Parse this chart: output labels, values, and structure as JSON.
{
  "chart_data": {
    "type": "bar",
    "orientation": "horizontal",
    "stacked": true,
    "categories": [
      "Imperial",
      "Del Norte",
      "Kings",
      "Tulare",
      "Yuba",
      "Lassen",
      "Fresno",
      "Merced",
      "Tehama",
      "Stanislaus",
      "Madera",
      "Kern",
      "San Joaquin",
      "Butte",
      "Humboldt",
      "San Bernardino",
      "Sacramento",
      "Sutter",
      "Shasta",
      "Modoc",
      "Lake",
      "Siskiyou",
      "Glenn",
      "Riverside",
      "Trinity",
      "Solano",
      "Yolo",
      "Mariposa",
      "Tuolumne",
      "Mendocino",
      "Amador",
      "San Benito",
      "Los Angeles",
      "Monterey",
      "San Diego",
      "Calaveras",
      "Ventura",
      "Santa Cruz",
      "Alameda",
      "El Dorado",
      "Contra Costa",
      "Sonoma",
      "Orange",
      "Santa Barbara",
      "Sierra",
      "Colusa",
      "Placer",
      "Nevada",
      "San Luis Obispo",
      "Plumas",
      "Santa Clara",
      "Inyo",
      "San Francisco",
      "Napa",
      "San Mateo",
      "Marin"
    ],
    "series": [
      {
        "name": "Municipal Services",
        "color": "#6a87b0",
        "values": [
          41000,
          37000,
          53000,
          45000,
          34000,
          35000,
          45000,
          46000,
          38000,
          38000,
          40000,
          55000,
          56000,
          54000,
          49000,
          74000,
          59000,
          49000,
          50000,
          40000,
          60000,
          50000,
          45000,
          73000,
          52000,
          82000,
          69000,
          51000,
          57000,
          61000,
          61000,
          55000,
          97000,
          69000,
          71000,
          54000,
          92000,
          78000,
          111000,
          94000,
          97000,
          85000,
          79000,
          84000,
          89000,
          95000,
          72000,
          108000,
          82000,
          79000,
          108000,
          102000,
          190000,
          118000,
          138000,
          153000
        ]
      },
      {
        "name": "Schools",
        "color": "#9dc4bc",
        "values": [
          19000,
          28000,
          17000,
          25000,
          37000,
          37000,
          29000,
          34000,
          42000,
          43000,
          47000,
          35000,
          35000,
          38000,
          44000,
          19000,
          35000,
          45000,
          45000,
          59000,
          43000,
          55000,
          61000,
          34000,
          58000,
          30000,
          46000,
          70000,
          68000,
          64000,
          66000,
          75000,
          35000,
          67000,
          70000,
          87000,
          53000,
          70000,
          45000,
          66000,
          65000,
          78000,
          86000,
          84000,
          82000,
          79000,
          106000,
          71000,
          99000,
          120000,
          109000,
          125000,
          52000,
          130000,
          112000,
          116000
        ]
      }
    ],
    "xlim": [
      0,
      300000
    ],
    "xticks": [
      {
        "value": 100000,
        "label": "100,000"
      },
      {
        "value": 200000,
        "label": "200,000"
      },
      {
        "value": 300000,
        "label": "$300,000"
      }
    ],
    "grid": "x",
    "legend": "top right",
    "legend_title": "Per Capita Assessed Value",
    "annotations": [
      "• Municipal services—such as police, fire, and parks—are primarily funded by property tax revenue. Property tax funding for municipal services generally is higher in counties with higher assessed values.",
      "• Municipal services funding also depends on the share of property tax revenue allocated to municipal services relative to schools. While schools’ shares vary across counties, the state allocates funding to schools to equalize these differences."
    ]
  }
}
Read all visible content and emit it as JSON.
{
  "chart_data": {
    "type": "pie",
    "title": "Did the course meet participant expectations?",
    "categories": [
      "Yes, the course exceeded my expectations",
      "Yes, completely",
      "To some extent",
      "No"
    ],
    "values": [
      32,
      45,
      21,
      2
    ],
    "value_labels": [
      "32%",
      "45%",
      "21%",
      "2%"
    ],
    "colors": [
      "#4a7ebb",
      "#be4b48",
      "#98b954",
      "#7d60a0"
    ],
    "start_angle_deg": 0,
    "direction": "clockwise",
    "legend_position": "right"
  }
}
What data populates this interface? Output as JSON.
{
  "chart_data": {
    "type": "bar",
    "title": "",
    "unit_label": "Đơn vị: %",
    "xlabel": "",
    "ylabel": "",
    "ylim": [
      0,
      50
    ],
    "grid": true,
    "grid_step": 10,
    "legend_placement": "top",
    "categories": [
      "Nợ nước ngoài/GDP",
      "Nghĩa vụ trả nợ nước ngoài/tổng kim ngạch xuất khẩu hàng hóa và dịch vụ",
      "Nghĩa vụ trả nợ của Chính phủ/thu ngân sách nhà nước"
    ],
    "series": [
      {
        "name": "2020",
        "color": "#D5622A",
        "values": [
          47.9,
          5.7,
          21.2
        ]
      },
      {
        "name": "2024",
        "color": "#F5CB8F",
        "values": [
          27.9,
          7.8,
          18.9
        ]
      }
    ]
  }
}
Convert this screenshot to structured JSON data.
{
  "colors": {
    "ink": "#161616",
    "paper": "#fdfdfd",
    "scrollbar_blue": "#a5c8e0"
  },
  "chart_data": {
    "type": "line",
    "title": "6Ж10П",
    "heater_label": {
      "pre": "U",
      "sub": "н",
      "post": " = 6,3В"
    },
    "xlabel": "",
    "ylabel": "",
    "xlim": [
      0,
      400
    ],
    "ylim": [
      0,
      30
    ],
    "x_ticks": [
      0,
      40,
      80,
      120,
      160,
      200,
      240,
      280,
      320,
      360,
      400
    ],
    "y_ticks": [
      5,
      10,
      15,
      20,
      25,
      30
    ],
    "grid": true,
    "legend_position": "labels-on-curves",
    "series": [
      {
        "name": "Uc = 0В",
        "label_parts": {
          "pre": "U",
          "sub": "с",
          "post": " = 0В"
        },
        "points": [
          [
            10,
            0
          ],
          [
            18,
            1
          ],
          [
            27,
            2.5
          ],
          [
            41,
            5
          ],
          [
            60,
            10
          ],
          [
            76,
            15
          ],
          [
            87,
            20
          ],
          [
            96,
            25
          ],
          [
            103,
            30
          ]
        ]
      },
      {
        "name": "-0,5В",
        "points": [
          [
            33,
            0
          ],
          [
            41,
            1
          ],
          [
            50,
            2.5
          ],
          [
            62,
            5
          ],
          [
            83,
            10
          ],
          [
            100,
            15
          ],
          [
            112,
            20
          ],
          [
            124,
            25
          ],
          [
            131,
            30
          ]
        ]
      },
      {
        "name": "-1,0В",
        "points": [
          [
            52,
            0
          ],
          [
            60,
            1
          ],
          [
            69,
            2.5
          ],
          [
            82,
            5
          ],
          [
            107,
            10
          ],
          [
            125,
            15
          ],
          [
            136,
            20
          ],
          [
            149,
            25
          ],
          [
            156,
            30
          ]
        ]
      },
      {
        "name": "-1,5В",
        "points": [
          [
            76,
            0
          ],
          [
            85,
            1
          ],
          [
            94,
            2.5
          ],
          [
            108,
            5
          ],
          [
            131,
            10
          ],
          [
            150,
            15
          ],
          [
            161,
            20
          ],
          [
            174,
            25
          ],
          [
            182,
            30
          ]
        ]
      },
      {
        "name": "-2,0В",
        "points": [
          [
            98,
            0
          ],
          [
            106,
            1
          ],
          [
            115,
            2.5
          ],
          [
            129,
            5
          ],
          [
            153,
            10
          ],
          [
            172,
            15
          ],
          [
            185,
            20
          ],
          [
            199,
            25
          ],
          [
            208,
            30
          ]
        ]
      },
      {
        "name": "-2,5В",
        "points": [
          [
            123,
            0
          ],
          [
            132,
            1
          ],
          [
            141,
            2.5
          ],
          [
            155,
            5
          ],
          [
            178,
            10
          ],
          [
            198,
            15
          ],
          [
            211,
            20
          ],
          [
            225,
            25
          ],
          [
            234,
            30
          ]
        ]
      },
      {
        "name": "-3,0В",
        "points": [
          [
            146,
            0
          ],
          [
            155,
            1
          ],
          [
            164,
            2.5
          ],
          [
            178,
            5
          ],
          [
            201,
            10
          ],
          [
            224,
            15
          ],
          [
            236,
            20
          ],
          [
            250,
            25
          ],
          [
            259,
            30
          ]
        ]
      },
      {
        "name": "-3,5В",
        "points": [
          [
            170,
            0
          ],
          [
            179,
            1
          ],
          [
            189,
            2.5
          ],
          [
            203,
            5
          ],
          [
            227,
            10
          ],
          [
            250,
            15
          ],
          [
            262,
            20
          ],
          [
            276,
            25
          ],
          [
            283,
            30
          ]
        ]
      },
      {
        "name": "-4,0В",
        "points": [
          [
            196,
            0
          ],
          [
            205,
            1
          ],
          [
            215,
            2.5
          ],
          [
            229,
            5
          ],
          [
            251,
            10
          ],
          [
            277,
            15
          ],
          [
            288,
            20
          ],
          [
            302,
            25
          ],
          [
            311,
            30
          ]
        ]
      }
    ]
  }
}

--

■ AIM ■
Select and copy every line from the records that includes the word "this".

■ WRITTEN REPLY ■
Parse this chart: output labels, values, and structure as JSON.
What data populates this interface? Output as JSON.
Convert this screenshot to structured JSON data.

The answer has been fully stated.